■ **PROBLEM TO WORK ON**:
Copy everything in the listing below word for word, apart from any images.

■ **DATA TO USE**:
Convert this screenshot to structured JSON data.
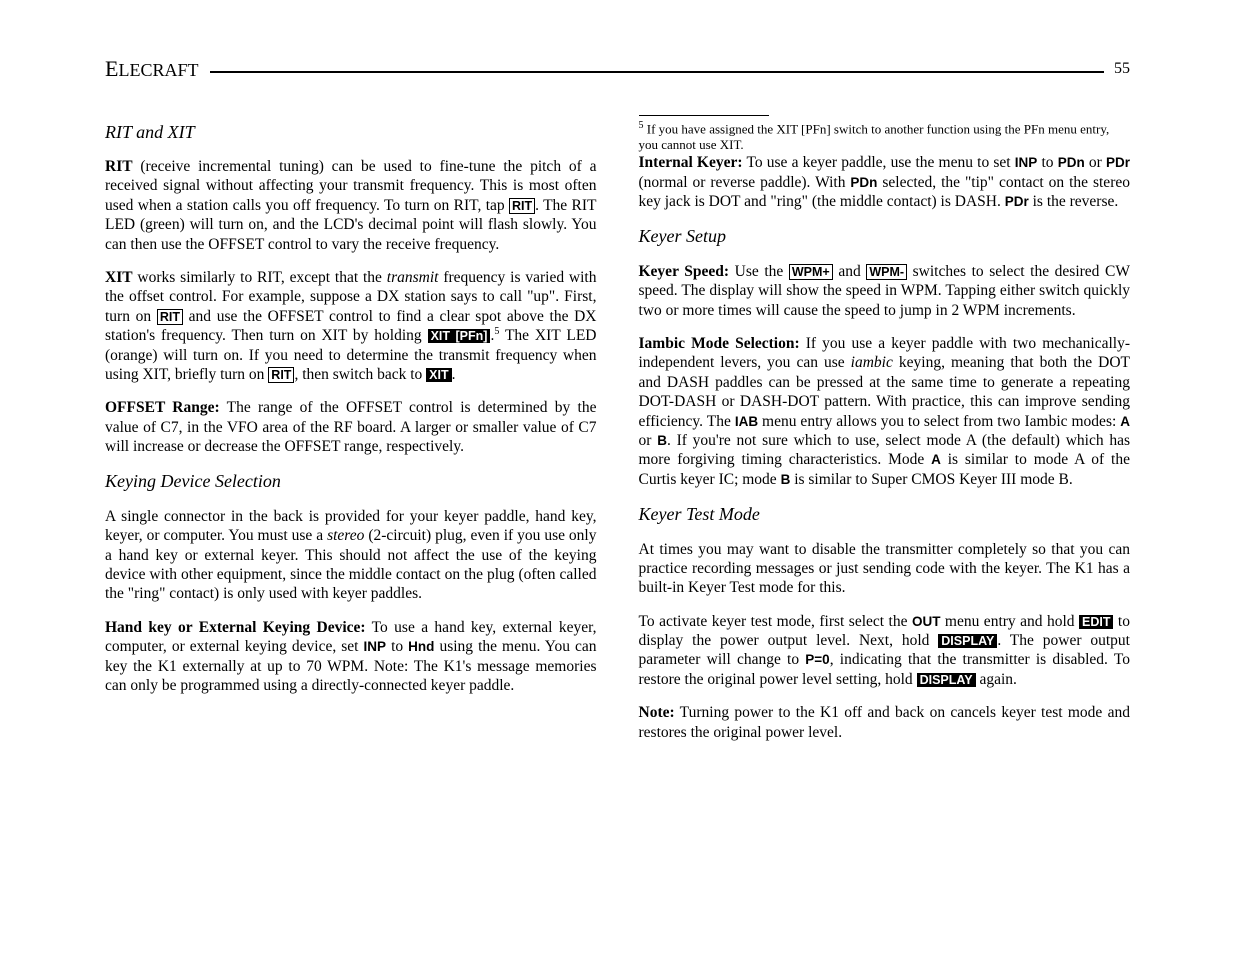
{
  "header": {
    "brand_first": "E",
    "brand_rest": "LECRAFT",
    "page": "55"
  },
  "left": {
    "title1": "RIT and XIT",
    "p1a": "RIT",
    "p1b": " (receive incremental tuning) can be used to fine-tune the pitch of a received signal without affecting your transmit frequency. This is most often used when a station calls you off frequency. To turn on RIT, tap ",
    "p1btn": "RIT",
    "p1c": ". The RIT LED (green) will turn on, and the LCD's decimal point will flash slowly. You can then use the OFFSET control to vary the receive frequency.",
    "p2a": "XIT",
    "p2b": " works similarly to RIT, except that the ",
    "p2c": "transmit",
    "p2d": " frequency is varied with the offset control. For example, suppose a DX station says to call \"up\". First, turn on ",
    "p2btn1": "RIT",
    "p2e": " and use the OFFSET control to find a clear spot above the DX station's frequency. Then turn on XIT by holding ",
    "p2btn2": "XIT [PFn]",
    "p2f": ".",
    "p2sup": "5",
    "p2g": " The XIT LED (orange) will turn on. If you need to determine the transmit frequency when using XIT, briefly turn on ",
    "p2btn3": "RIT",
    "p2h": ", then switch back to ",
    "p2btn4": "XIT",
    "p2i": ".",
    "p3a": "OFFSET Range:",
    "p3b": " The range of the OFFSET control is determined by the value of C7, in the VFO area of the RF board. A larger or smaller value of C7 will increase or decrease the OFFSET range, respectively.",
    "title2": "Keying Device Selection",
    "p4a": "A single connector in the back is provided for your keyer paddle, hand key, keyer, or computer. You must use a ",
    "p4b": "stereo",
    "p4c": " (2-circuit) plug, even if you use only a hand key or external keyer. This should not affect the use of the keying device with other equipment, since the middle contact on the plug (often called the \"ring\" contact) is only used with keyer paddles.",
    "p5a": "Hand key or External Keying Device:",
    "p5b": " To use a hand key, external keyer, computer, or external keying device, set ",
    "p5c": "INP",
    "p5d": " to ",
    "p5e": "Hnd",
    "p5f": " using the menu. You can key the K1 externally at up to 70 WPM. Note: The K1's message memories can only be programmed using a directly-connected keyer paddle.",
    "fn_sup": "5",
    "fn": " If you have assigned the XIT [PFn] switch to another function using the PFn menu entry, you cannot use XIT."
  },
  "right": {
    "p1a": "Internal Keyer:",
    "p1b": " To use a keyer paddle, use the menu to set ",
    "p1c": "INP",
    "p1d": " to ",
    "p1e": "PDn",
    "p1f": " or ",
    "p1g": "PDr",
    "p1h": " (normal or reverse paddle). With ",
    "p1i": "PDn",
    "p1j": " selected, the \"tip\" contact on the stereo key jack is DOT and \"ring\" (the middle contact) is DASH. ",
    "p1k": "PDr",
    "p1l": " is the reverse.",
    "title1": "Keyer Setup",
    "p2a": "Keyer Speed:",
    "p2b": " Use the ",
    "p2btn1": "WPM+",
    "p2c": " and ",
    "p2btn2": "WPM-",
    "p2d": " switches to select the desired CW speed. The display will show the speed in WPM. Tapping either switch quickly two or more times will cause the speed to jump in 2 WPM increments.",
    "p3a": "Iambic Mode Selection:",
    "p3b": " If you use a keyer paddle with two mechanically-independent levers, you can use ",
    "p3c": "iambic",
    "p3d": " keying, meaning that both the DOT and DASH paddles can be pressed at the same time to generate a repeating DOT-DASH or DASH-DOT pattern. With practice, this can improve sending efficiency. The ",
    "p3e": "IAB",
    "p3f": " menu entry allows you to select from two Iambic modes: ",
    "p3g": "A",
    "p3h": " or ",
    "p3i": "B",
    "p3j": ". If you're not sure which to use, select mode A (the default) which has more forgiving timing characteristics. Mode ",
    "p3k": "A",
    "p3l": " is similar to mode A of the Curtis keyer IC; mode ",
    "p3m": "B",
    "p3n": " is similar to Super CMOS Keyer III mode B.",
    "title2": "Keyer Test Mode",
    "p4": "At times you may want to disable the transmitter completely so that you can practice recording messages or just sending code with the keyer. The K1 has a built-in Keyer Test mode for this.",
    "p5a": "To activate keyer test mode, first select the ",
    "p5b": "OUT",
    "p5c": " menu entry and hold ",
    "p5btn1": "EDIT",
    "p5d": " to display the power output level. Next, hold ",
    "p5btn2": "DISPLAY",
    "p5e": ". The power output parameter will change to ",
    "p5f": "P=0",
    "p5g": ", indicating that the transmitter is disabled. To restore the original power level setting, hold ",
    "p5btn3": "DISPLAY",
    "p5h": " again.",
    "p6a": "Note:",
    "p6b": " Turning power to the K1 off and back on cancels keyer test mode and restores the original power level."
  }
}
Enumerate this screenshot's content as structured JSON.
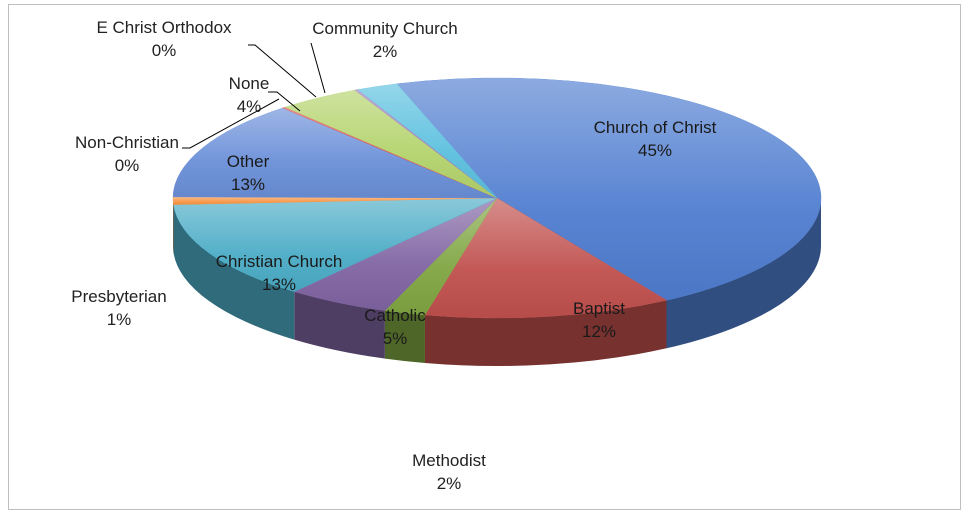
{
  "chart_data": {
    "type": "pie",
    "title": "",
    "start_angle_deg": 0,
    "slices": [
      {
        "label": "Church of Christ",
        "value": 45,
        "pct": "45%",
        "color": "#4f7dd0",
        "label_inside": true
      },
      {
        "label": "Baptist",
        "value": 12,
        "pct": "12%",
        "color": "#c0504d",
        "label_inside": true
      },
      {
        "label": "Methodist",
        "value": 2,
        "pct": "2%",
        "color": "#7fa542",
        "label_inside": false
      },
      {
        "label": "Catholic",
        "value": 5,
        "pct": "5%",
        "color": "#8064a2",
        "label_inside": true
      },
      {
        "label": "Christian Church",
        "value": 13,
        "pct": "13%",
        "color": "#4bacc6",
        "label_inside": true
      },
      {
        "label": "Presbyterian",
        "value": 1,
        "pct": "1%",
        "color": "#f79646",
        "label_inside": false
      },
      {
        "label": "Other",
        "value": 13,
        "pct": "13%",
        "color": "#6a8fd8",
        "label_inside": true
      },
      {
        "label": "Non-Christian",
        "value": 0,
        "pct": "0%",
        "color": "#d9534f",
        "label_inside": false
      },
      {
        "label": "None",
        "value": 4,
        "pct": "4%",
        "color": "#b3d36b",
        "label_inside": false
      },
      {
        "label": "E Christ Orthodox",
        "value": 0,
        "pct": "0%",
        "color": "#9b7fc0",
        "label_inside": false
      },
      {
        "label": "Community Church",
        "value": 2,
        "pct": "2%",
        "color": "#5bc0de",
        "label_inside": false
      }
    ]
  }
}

■ **SOLUTION TO THIS PROBLEM**:
Convert this screenshot to structured JSON data.
{
  "header": {
    "brand_first": "E",
    "brand_rest": "LECRAFT",
    "page": "55"
  },
  "left": {
    "title1": "RIT and XIT",
    "p1a": "RIT",
    "p1b": " (receive incremental tuning) can be used to fine-tune the pitch of a received signal without affecting your transmit frequency. This is most often used when a station calls you off frequency. To turn on RIT, tap ",
    "p1btn": "RIT",
    "p1c": ". The RIT LED (green) will turn on, and the LCD's decimal point will flash slowly. You can then use the OFFSET control to vary the receive frequency.",
    "p2a": "XIT",
    "p2b": " works similarly to RIT, except that the ",
    "p2c": "transmit",
    "p2d": " frequency is varied with the offset control. For example, suppose a DX station says to call \"up\". First, turn on ",
    "p2btn1": "RIT",
    "p2e": " and use the OFFSET control to find a clear spot above the DX station's frequency. Then turn on XIT by holding ",
    "p2btn2": "XIT [PFn]",
    "p2f": ".",
    "p2sup": "5",
    "p2g": " The XIT LED (orange) will turn on. If you need to determine the transmit frequency when using XIT, briefly turn on ",
    "p2btn3": "RIT",
    "p2h": ", then switch back to ",
    "p2btn4": "XIT",
    "p2i": ".",
    "p3a": "OFFSET Range:",
    "p3b": " The range of the OFFSET control is determined by the value of C7, in the VFO area of the RF board. A larger or smaller value of C7 will increase or decrease the OFFSET range, respectively.",
    "title2": "Keying Device Selection",
    "p4a": "A single connector in the back is provided for your keyer paddle, hand key, keyer, or computer. You must use a ",
    "p4b": "stereo",
    "p4c": " (2-circuit) plug, even if you use only a hand key or external keyer. This should not affect the use of the keying device with other equipment, since the middle contact on the plug (often called the \"ring\" contact) is only used with keyer paddles.",
    "p5a": "Hand key or External Keying Device:",
    "p5b": " To use a hand key, external keyer, computer, or external keying device, set ",
    "p5c": "INP",
    "p5d": " to ",
    "p5e": "Hnd",
    "p5f": " using the menu. You can key the K1 externally at up to 70 WPM. Note: The K1's message memories can only be programmed using a directly-connected keyer paddle.",
    "fn_sup": "5",
    "fn": " If you have assigned the XIT [PFn] switch to another function using the PFn menu entry, you cannot use XIT."
  },
  "right": {
    "p1a": "Internal Keyer:",
    "p1b": " To use a keyer paddle, use the menu to set ",
    "p1c": "INP",
    "p1d": " to ",
    "p1e": "PDn",
    "p1f": " or ",
    "p1g": "PDr",
    "p1h": " (normal or reverse paddle). With ",
    "p1i": "PDn",
    "p1j": " selected, the \"tip\" contact on the stereo key jack is DOT and \"ring\" (the middle contact) is DASH. ",
    "p1k": "PDr",
    "p1l": " is the reverse.",
    "title1": "Keyer Setup",
    "p2a": "Keyer Speed:",
    "p2b": " Use the ",
    "p2btn1": "WPM+",
    "p2c": " and ",
    "p2btn2": "WPM-",
    "p2d": " switches to select the desired CW speed. The display will show the speed in WPM. Tapping either switch quickly two or more times will cause the speed to jump in 2 WPM increments.",
    "p3a": "Iambic Mode Selection:",
    "p3b": " If you use a keyer paddle with two mechanically-independent levers, you can use ",
    "p3c": "iambic",
    "p3d": " keying, meaning that both the DOT and DASH paddles can be pressed at the same time to generate a repeating DOT-DASH or DASH-DOT pattern. With practice, this can improve sending efficiency. The ",
    "p3e": "IAB",
    "p3f": " menu entry allows you to select from two Iambic modes: ",
    "p3g": "A",
    "p3h": " or ",
    "p3i": "B",
    "p3j": ". If you're not sure which to use, select mode A (the default) which has more forgiving timing characteristics. Mode ",
    "p3k": "A",
    "p3l": " is similar to mode A of the Curtis keyer IC; mode ",
    "p3m": "B",
    "p3n": " is similar to Super CMOS Keyer III mode B.",
    "title2": "Keyer Test Mode",
    "p4": "At times you may want to disable the transmitter completely so that you can practice recording messages or just sending code with the keyer. The K1 has a built-in Keyer Test mode for this.",
    "p5a": "To activate keyer test mode, first select the ",
    "p5b": "OUT",
    "p5c": " menu entry and hold ",
    "p5btn1": "EDIT",
    "p5d": " to display the power output level. Next, hold ",
    "p5btn2": "DISPLAY",
    "p5e": ". The power output parameter will change to ",
    "p5f": "P=0",
    "p5g": ", indicating that the transmitter is disabled. To restore the original power level setting, hold ",
    "p5btn3": "DISPLAY",
    "p5h": " again.",
    "p6a": "Note:",
    "p6b": " Turning power to the K1 off and back on cancels keyer test mode and restores the original power level."
  }
}
Enumerate this screenshot's content as structured JSON.
{
  "chart_data": {
    "type": "pie",
    "title": "",
    "start_angle_deg": 0,
    "slices": [
      {
        "label": "Church of Christ",
        "value": 45,
        "pct": "45%",
        "color": "#4f7dd0",
        "label_inside": true
      },
      {
        "label": "Baptist",
        "value": 12,
        "pct": "12%",
        "color": "#c0504d",
        "label_inside": true
      },
      {
        "label": "Methodist",
        "value": 2,
        "pct": "2%",
        "color": "#7fa542",
        "label_inside": false
      },
      {
        "label": "Catholic",
        "value": 5,
        "pct": "5%",
        "color": "#8064a2",
        "label_inside": true
      },
      {
        "label": "Christian Church",
        "value": 13,
        "pct": "13%",
        "color": "#4bacc6",
        "label_inside": true
      },
      {
        "label": "Presbyterian",
        "value": 1,
        "pct": "1%",
        "color": "#f79646",
        "label_inside": false
      },
      {
        "label": "Other",
        "value": 13,
        "pct": "13%",
        "color": "#6a8fd8",
        "label_inside": true
      },
      {
        "label": "Non-Christian",
        "value": 0,
        "pct": "0%",
        "color": "#d9534f",
        "label_inside": false
      },
      {
        "label": "None",
        "value": 4,
        "pct": "4%",
        "color": "#b3d36b",
        "label_inside": false
      },
      {
        "label": "E Christ Orthodox",
        "value": 0,
        "pct": "0%",
        "color": "#9b7fc0",
        "label_inside": false
      },
      {
        "label": "Community Church",
        "value": 2,
        "pct": "2%",
        "color": "#5bc0de",
        "label_inside": false
      }
    ]
  }
}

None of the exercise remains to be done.